**Data records:**

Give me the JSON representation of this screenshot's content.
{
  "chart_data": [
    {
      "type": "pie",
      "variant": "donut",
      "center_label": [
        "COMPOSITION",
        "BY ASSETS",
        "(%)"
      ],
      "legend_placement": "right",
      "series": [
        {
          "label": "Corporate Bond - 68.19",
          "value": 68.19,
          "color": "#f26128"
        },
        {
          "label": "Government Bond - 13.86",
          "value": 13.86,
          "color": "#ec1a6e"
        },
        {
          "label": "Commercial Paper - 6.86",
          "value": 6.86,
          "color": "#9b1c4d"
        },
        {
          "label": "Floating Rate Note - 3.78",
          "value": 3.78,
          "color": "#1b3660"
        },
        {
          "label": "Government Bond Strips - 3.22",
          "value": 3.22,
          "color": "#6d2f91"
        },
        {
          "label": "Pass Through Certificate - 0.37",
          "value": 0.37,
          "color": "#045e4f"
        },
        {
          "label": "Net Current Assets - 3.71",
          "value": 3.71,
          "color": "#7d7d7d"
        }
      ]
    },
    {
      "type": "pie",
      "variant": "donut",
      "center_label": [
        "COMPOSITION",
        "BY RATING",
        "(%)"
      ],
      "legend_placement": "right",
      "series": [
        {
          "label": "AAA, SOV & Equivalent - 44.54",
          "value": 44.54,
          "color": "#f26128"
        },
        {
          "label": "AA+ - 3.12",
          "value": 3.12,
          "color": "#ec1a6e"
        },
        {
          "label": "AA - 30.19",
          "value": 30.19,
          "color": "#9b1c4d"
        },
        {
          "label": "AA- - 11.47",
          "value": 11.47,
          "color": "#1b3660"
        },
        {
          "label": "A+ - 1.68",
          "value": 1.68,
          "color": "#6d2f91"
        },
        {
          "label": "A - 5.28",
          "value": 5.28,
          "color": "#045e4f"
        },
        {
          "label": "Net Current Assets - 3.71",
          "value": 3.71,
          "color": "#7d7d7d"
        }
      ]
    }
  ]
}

**Set task:**
Set down the listing in full, keeping every word exactly as it is.

**Task response:**
Give me the JSON representation of this screenshot's content.
{
  "chart_data": [
    {
      "type": "pie",
      "variant": "donut",
      "center_label": [
        "COMPOSITION",
        "BY ASSETS",
        "(%)"
      ],
      "legend_placement": "right",
      "series": [
        {
          "label": "Corporate Bond - 68.19",
          "value": 68.19,
          "color": "#f26128"
        },
        {
          "label": "Government Bond - 13.86",
          "value": 13.86,
          "color": "#ec1a6e"
        },
        {
          "label": "Commercial Paper - 6.86",
          "value": 6.86,
          "color": "#9b1c4d"
        },
        {
          "label": "Floating Rate Note - 3.78",
          "value": 3.78,
          "color": "#1b3660"
        },
        {
          "label": "Government Bond Strips - 3.22",
          "value": 3.22,
          "color": "#6d2f91"
        },
        {
          "label": "Pass Through Certificate - 0.37",
          "value": 0.37,
          "color": "#045e4f"
        },
        {
          "label": "Net Current Assets - 3.71",
          "value": 3.71,
          "color": "#7d7d7d"
        }
      ]
    },
    {
      "type": "pie",
      "variant": "donut",
      "center_label": [
        "COMPOSITION",
        "BY RATING",
        "(%)"
      ],
      "legend_placement": "right",
      "series": [
        {
          "label": "AAA, SOV & Equivalent - 44.54",
          "value": 44.54,
          "color": "#f26128"
        },
        {
          "label": "AA+ - 3.12",
          "value": 3.12,
          "color": "#ec1a6e"
        },
        {
          "label": "AA - 30.19",
          "value": 30.19,
          "color": "#9b1c4d"
        },
        {
          "label": "AA- - 11.47",
          "value": 11.47,
          "color": "#1b3660"
        },
        {
          "label": "A+ - 1.68",
          "value": 1.68,
          "color": "#6d2f91"
        },
        {
          "label": "A - 5.28",
          "value": 5.28,
          "color": "#045e4f"
        },
        {
          "label": "Net Current Assets - 3.71",
          "value": 3.71,
          "color": "#7d7d7d"
        }
      ]
    }
  ]
}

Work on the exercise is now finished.